> [REQUIRED TASK] Report how many lines contain the word "iodée"; answer with the number only.

> [EXERCISE INPUTS]
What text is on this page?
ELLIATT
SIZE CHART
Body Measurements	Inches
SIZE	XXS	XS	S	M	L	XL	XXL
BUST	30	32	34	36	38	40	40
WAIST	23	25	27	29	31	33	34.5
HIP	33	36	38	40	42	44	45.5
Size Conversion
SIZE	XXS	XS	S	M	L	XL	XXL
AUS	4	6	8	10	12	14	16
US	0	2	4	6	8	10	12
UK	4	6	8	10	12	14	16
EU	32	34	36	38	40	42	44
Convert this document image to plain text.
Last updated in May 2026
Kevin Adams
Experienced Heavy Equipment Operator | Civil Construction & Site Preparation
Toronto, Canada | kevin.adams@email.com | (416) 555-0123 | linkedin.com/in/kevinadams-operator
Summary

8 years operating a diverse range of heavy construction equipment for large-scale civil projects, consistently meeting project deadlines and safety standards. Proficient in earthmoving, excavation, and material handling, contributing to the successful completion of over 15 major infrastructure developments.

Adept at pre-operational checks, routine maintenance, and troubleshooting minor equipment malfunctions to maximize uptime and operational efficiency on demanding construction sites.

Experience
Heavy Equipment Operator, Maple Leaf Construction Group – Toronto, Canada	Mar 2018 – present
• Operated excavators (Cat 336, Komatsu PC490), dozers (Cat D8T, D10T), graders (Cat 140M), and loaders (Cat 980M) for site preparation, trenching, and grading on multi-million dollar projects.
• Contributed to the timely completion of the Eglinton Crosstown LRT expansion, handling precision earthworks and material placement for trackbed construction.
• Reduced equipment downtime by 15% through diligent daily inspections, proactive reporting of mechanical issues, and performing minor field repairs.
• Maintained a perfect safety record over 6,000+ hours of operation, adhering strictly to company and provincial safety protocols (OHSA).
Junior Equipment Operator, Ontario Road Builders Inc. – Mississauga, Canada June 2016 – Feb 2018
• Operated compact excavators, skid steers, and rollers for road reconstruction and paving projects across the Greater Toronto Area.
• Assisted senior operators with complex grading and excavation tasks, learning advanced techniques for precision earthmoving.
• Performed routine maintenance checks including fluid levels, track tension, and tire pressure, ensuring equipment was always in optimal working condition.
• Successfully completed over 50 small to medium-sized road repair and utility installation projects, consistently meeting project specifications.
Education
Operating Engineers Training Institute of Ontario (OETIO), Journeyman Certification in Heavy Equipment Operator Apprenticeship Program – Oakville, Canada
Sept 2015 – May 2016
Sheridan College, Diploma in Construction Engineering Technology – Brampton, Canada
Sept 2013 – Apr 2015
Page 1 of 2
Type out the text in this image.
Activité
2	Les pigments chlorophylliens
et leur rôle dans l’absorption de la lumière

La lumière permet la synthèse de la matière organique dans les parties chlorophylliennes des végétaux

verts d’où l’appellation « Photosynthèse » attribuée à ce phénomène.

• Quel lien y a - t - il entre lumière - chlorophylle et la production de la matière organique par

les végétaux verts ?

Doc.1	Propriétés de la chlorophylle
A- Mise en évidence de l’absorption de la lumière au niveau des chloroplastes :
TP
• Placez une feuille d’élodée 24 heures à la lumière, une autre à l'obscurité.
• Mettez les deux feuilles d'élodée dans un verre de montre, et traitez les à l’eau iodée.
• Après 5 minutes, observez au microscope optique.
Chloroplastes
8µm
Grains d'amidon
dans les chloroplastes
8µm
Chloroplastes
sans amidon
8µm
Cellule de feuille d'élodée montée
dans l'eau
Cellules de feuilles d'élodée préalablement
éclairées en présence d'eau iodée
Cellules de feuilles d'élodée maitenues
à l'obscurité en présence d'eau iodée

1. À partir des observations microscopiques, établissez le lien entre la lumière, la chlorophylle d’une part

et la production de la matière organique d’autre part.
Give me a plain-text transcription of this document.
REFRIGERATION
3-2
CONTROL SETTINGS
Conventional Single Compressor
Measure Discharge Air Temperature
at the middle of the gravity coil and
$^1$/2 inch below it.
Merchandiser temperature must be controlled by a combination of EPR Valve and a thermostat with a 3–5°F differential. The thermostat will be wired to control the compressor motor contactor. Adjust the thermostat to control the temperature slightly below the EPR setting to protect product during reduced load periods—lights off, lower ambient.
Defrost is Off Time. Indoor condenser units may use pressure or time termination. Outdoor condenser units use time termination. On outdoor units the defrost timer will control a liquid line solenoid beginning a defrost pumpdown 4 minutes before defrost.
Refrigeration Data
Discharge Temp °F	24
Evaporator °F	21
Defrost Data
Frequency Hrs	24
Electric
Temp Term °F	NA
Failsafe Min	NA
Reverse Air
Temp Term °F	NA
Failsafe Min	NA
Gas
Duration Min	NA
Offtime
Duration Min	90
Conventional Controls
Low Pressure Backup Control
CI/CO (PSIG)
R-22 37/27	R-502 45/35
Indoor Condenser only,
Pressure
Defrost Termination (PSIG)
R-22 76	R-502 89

> [CORRECT OUTPUT] 3